INSTRUCTIONS TO FOLLOW: Copy the records word for word, starting at the first line and ending with the line that contains "note-line — [718, 390, 729, 392]", including that line.

***

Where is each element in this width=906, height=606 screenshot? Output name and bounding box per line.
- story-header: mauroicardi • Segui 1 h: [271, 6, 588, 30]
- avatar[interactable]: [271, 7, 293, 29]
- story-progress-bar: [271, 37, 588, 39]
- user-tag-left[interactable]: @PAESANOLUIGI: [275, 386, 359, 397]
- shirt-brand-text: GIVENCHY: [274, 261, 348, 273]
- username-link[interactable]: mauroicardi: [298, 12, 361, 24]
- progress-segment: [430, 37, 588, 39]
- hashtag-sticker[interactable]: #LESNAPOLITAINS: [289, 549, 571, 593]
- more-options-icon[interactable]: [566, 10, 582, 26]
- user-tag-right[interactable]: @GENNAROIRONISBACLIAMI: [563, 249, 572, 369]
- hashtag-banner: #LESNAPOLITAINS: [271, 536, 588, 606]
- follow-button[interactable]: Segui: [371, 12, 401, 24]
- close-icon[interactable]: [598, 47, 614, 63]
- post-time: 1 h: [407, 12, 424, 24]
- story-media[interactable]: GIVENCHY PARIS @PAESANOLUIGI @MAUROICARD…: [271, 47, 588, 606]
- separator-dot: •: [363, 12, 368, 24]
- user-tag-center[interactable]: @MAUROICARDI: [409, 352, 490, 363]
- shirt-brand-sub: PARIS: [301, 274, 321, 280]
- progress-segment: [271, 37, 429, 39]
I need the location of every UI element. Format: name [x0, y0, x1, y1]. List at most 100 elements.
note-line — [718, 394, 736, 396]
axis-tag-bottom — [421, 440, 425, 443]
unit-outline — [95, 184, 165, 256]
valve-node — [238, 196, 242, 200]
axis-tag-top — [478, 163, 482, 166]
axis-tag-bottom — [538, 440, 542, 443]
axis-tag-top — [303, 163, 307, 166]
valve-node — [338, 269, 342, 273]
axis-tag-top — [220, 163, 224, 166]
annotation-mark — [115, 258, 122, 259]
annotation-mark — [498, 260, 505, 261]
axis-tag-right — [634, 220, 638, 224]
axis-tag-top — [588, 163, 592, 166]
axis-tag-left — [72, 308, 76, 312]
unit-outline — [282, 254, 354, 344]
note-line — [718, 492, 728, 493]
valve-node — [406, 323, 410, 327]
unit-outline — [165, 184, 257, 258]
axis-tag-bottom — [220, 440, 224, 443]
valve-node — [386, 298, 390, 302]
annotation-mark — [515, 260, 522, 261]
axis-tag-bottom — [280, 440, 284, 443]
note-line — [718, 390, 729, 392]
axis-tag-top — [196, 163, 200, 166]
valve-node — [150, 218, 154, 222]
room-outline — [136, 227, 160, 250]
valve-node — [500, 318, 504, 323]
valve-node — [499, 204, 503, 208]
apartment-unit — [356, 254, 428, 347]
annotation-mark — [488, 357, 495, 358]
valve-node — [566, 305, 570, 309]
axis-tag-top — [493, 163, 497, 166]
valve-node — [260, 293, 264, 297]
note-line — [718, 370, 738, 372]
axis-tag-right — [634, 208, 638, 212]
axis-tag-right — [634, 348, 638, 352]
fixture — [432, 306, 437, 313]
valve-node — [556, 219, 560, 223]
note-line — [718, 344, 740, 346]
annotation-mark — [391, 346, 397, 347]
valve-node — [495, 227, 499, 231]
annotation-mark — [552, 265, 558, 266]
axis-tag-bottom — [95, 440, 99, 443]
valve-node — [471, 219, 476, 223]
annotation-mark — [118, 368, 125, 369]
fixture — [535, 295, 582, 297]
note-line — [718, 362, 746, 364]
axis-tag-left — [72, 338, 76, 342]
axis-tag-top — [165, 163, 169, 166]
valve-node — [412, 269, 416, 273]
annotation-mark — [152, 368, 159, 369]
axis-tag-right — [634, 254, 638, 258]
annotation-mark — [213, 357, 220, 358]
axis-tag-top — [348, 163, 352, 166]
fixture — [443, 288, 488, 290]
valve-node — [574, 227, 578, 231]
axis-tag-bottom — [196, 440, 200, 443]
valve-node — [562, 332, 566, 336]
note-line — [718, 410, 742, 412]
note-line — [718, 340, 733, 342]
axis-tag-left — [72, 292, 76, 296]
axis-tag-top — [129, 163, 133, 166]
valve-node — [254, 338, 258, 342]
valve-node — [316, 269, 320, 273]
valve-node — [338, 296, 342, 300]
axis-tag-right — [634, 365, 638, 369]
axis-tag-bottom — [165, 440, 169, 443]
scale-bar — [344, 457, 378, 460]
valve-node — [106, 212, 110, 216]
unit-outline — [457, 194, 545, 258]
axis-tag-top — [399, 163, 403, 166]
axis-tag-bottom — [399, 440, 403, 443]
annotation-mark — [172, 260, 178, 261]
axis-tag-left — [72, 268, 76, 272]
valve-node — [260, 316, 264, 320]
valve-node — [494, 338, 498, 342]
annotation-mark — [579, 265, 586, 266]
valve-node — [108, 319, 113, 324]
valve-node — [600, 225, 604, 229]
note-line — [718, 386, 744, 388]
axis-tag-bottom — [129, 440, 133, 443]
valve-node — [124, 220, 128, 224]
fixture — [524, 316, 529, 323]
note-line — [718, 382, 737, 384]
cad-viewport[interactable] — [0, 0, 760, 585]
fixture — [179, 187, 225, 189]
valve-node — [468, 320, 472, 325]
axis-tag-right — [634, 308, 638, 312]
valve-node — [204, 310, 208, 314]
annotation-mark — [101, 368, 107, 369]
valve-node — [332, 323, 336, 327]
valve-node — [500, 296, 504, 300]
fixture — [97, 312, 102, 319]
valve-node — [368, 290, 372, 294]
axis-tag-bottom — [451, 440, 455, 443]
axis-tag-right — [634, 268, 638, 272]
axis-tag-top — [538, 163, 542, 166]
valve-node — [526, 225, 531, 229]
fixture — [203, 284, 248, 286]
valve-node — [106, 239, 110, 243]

***

CORRECT RESULT:
Where is each element in this width=906, height=606 screenshot? Output name and bounding box per line.
- story-header: mauroicardi • Segui 1 h: [271, 6, 588, 30]
- avatar[interactable]: [271, 7, 293, 29]
- story-progress-bar: [271, 37, 588, 39]
- user-tag-left[interactable]: @PAESANOLUIGI: [275, 386, 359, 397]
- shirt-brand-text: GIVENCHY: [274, 261, 348, 273]
- username-link[interactable]: mauroicardi: [298, 12, 361, 24]
- progress-segment: [430, 37, 588, 39]
- hashtag-sticker[interactable]: #LESNAPOLITAINS: [289, 549, 571, 593]
- more-options-icon[interactable]: [566, 10, 582, 26]
- user-tag-right[interactable]: @GENNAROIRONISBACLIAMI: [563, 249, 572, 369]
- hashtag-banner: #LESNAPOLITAINS: [271, 536, 588, 606]
- follow-button[interactable]: Segui: [371, 12, 401, 24]
- close-icon[interactable]: [598, 47, 614, 63]
- post-time: 1 h: [407, 12, 424, 24]
- story-media[interactable]: GIVENCHY PARIS @PAESANOLUIGI @MAUROICARD…: [271, 47, 588, 606]
- separator-dot: •: [363, 12, 368, 24]
- user-tag-center[interactable]: @MAUROICARDI: [409, 352, 490, 363]
- shirt-brand-sub: PARIS: [301, 274, 321, 280]
- progress-segment: [271, 37, 429, 39]
I need the location of every UI element. Format: name [x0, y0, x1, y1]. List at most 100 elements.
note-line — [718, 394, 736, 396]
axis-tag-bottom — [421, 440, 425, 443]
unit-outline — [95, 184, 165, 256]
valve-node — [238, 196, 242, 200]
axis-tag-top — [478, 163, 482, 166]
axis-tag-bottom — [538, 440, 542, 443]
axis-tag-top — [303, 163, 307, 166]
valve-node — [338, 269, 342, 273]
axis-tag-top — [220, 163, 224, 166]
annotation-mark — [115, 258, 122, 259]
annotation-mark — [498, 260, 505, 261]
axis-tag-right — [634, 220, 638, 224]
axis-tag-top — [588, 163, 592, 166]
axis-tag-left — [72, 308, 76, 312]
unit-outline — [282, 254, 354, 344]
note-line — [718, 492, 728, 493]
valve-node — [406, 323, 410, 327]
unit-outline — [165, 184, 257, 258]
axis-tag-bottom — [220, 440, 224, 443]
valve-node — [386, 298, 390, 302]
annotation-mark — [515, 260, 522, 261]
axis-tag-bottom — [280, 440, 284, 443]
note-line — [718, 390, 729, 392]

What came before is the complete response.